*EXERCISE GOAL*
Present every line in which the string "Active" appears.

Part of a data file:
* Start *
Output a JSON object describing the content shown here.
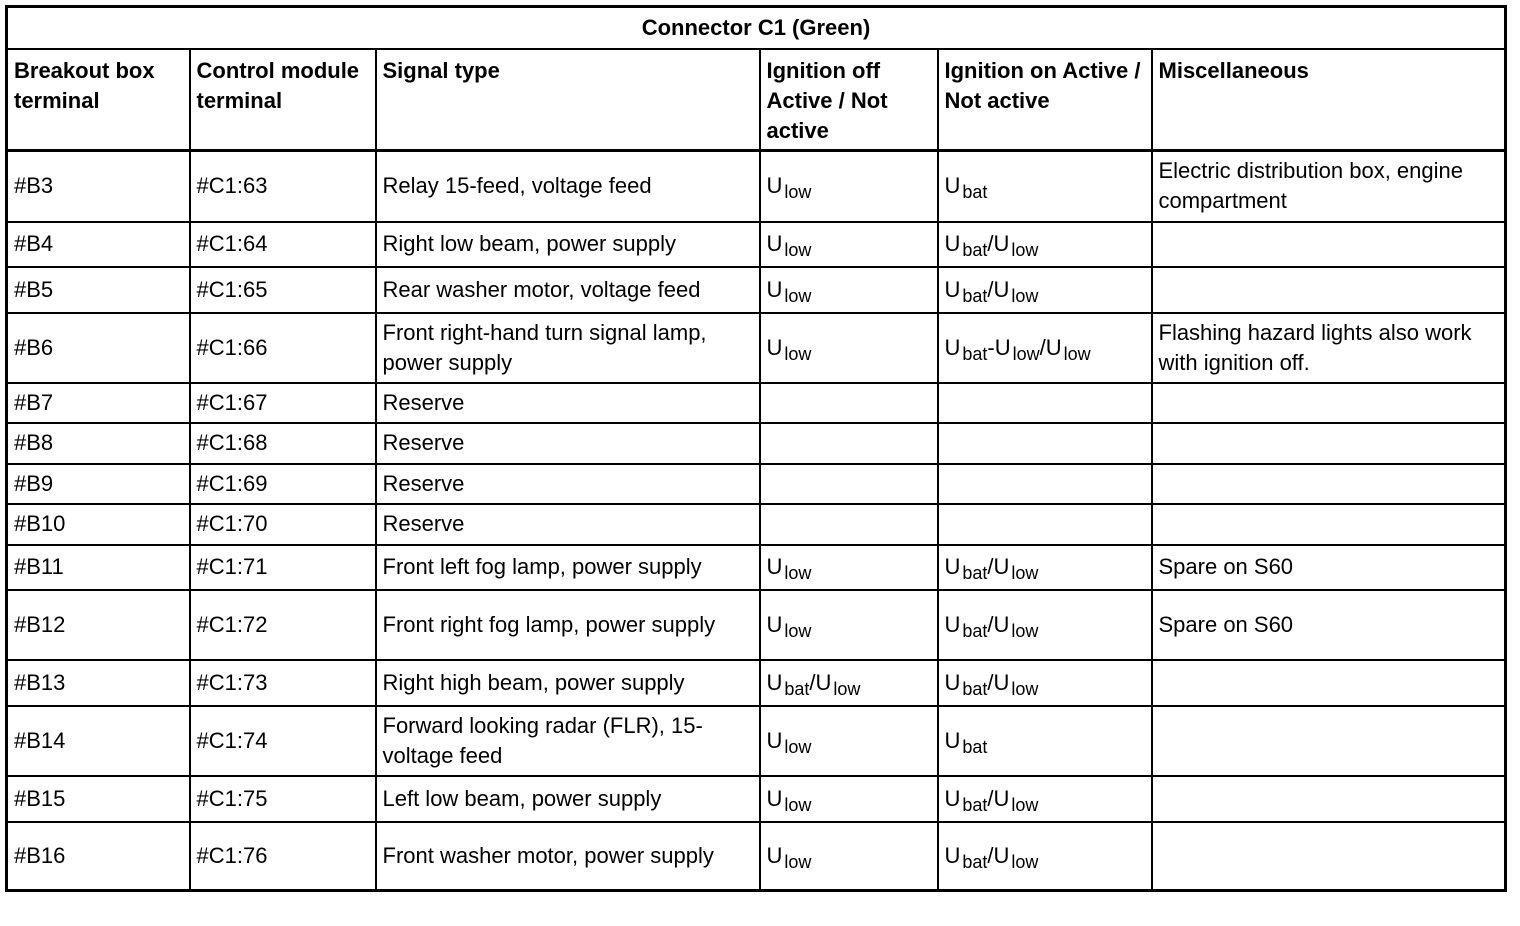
{
  "title": "Connector C1 (Green)",
  "headers": [
    "Breakout box terminal",
    "Control module terminal",
    "Signal type",
    "Ignition off Active / Not active",
    "Ignition on Active / Not active",
    "Miscellaneous"
  ],
  "rows": [
    {
      "bob": "#B3",
      "cm": "#C1:63",
      "signal": "Relay 15-feed, voltage feed",
      "off": [
        [
          "U",
          "low"
        ]
      ],
      "on": [
        [
          "U",
          "bat"
        ]
      ],
      "misc": "Electric distribution box, engine compartment",
      "h": 73
    },
    {
      "bob": "#B4",
      "cm": "#C1:64",
      "signal": "Right low beam, power supply",
      "off": [
        [
          "U",
          "low"
        ]
      ],
      "on": [
        [
          "U",
          "bat"
        ],
        [
          "/U",
          "low"
        ]
      ],
      "misc": "",
      "h": 47
    },
    {
      "bob": "#B5",
      "cm": "#C1:65",
      "signal": "Rear washer motor, voltage feed",
      "off": [
        [
          "U",
          "low"
        ]
      ],
      "on": [
        [
          "U",
          "bat"
        ],
        [
          "/U",
          "low"
        ]
      ],
      "misc": "",
      "h": 48
    },
    {
      "bob": "#B6",
      "cm": "#C1:66",
      "signal": "Front right-hand turn signal lamp, power supply",
      "off": [
        [
          "U",
          "low"
        ]
      ],
      "on": [
        [
          "U",
          "bat"
        ],
        [
          "-U",
          "low"
        ],
        [
          "/U",
          "low"
        ]
      ],
      "misc": "Flashing hazard lights also work with ignition off.",
      "h": 72
    },
    {
      "bob": "#B7",
      "cm": "#C1:67",
      "signal": "Reserve",
      "off": [],
      "on": [],
      "misc": "",
      "h": 42
    },
    {
      "bob": "#B8",
      "cm": "#C1:68",
      "signal": "Reserve",
      "off": [],
      "on": [],
      "misc": "",
      "h": 43
    },
    {
      "bob": "#B9",
      "cm": "#C1:69",
      "signal": "Reserve",
      "off": [],
      "on": [],
      "misc": "",
      "h": 42
    },
    {
      "bob": "#B10",
      "cm": "#C1:70",
      "signal": "Reserve",
      "off": [],
      "on": [],
      "misc": "",
      "h": 43
    },
    {
      "bob": "#B11",
      "cm": "#C1:71",
      "signal": "Front left fog lamp, power supply",
      "off": [
        [
          "U",
          "low"
        ]
      ],
      "on": [
        [
          "U",
          "bat"
        ],
        [
          "/U",
          "low"
        ]
      ],
      "misc": "Spare on S60",
      "h": 47
    },
    {
      "bob": "#B12",
      "cm": "#C1:72",
      "signal": "Front right fog lamp, power supply",
      "off": [
        [
          "U",
          "low"
        ]
      ],
      "on": [
        [
          "U",
          "bat"
        ],
        [
          "/U",
          "low"
        ]
      ],
      "misc": "Spare on S60",
      "h": 72
    },
    {
      "bob": "#B13",
      "cm": "#C1:73",
      "signal": "Right high beam, power supply",
      "off": [
        [
          "U",
          "bat"
        ],
        [
          "/U",
          "low"
        ]
      ],
      "on": [
        [
          "U",
          "bat"
        ],
        [
          "/U",
          "low"
        ]
      ],
      "misc": "",
      "h": 48
    },
    {
      "bob": "#B14",
      "cm": "#C1:74",
      "signal": "Forward looking radar (FLR), 15-voltage feed",
      "off": [
        [
          "U",
          "low"
        ]
      ],
      "on": [
        [
          "U",
          "bat"
        ]
      ],
      "misc": "",
      "h": 72
    },
    {
      "bob": "#B15",
      "cm": "#C1:75",
      "signal": "Left low beam, power supply",
      "off": [
        [
          "U",
          "low"
        ]
      ],
      "on": [
        [
          "U",
          "bat"
        ],
        [
          "/U",
          "low"
        ]
      ],
      "misc": "",
      "h": 48
    },
    {
      "bob": "#B16",
      "cm": "#C1:76",
      "signal": "Front washer motor, power supply",
      "off": [
        [
          "U",
          "low"
        ]
      ],
      "on": [
        [
          "U",
          "bat"
        ],
        [
          "/U",
          "low"
        ]
      ],
      "misc": "",
      "h": 71
    }
  ]
}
* End *
*WORKED ANSWER*
    "Ignition off Active / Not active",
    "Ignition on Active / Not active",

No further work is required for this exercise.